__Written task__. Extract every entry word for word. Skip the pictures.

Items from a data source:
------------------------

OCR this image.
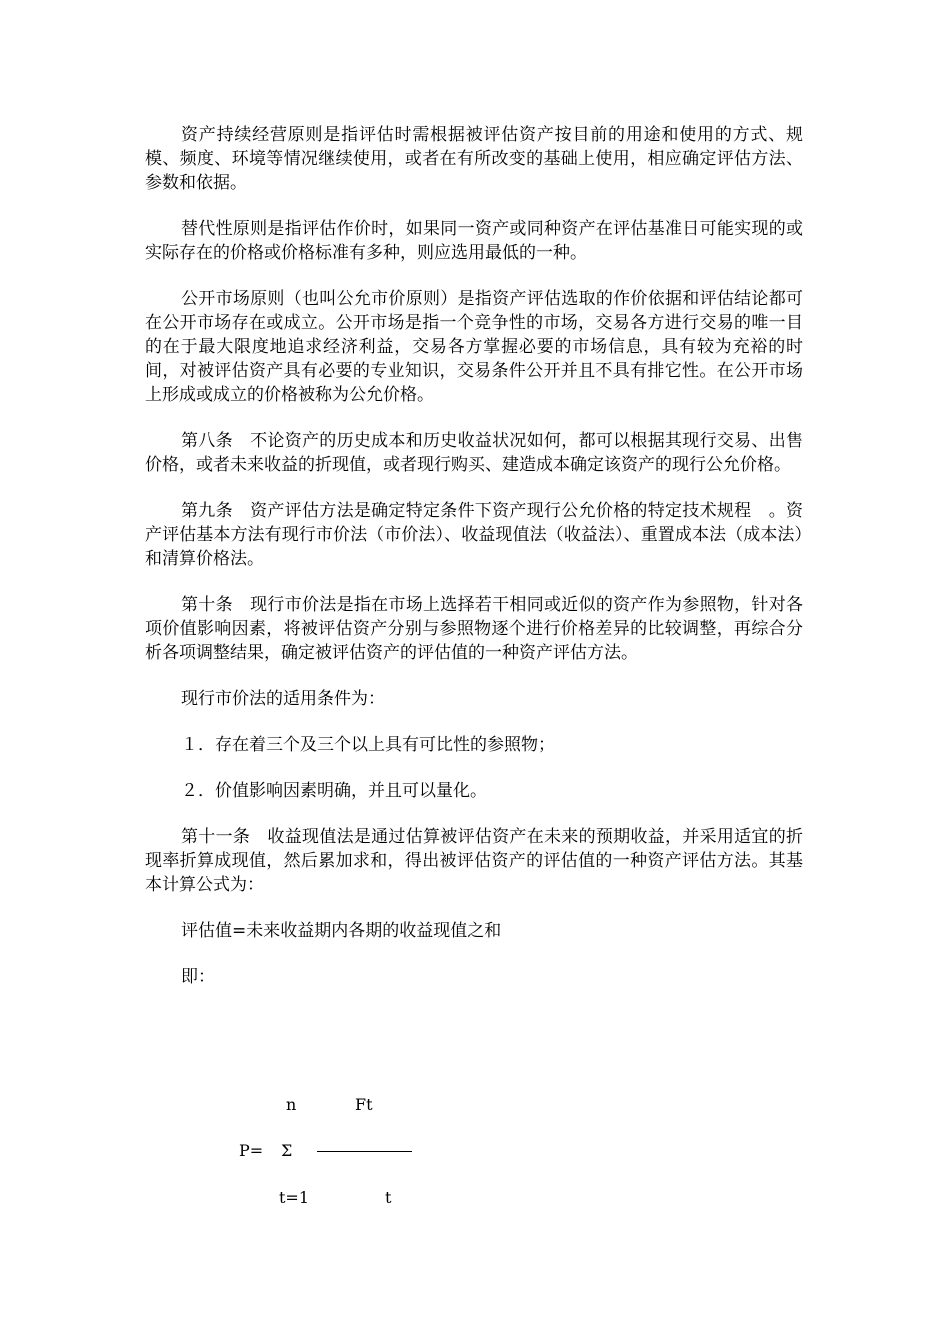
资产持续经营原则是指评估时需根据被评估资产按目前的用途和使用的方式、规模、频度、环境等情况继续使用，或者在有所改变的基础上使用，相应确定评估方法、参数和依据。

替代性原则是指评估作价时，如果同一资产或同种资产在评估基准日可能实现的或实际存在的价格或价格标准有多种，则应选用最低的一种。

公开市场原则（也叫公允市价原则）是指资产评估选取的作价依据和评估结论都可在公开市场存在或成立。公开市场是指一个竞争性的市场，交易各方进行交易的唯一目的在于最大限度地追求经济利益，交易各方掌握必要的市场信息，具有较为充裕的时间，对被评估资产具有必要的专业知识，交易条件公开并且不具有排它性。在公开市场上形成或成立的价格被称为公允价格。

第八条　不论资产的历史成本和历史收益状况如何，都可以根据其现行交易、出售价格，或者未来收益的折现值，或者现行购买、建造成本确定该资产的现行公允价格。

第九条　资产评估方法是确定特定条件下资产现行公允价格的特定技术规程　。资产评估基本方法有现行市价法（市价法）、收益现值法（收益法）、重置成本法（成本法）和清算价格法。

第十条　现行市价法是指在市场上选择若干相同或近似的资产作为参照物，针对各项价值影响因素，将被评估资产分别与参照物逐个进行价格差异的比较调整，再综合分析各项调整结果，确定被评估资产的评估值的一种资产评估方法。

现行市价法的适用条件为：

１．存在着三个及三个以上具有可比性的参照物；

２．价值影响因素明确，并且可以量化。

第十一条　收益现值法是通过估算被评估资产在未来的预期收益，并采用适宜的折现率折算成现值，然后累加求和，得出被评估资产的评估值的一种资产评估方法。其基本计算公式为：

评估值=未来收益期内各期的收益现值之和

即：

n	Ft
P= Σ
t=1	t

------------------------

__Task answer__.
OCR this image.
资产持续经营原则是指评估时需根据被评估资产按目前的用途和使用的方式、规模、频度、环境等情况继续使用，或者在有所改变的基础上使用，相应确定评估方法、参数和依据。

替代性原则是指评估作价时，如果同一资产或同种资产在评估基准日可能实现的或实际存在的价格或价格标准有多种，则应选用最低的一种。

公开市场原则（也叫公允市价原则）是指资产评估选取的作价依据和评估结论都可在公开市场存在或成立。公开市场是指一个竞争性的市场，交易各方进行交易的唯一目的在于最大限度地追求经济利益，交易各方掌握必要的市场信息，具有较为充裕的时间，对被评估资产具有必要的专业知识，交易条件公开并且不具有排它性。在公开市场上形成或成立的价格被称为公允价格。

第八条　不论资产的历史成本和历史收益状况如何，都可以根据其现行交易、出售价格，或者未来收益的折现值，或者现行购买、建造成本确定该资产的现行公允价格。

第九条　资产评估方法是确定特定条件下资产现行公允价格的特定技术规程　。资产评估基本方法有现行市价法（市价法）、收益现值法（收益法）、重置成本法（成本法）和清算价格法。

第十条　现行市价法是指在市场上选择若干相同或近似的资产作为参照物，针对各项价值影响因素，将被评估资产分别与参照物逐个进行价格差异的比较调整，再综合分析各项调整结果，确定被评估资产的评估值的一种资产评估方法。

现行市价法的适用条件为：

１．存在着三个及三个以上具有可比性的参照物；

２．价值影响因素明确，并且可以量化。

第十一条　收益现值法是通过估算被评估资产在未来的预期收益，并采用适宜的折现率折算成现值，然后累加求和，得出被评估资产的评估值的一种资产评估方法。其基本计算公式为：

评估值=未来收益期内各期的收益现值之和

即：

n	Ft
P= Σ
t=1	t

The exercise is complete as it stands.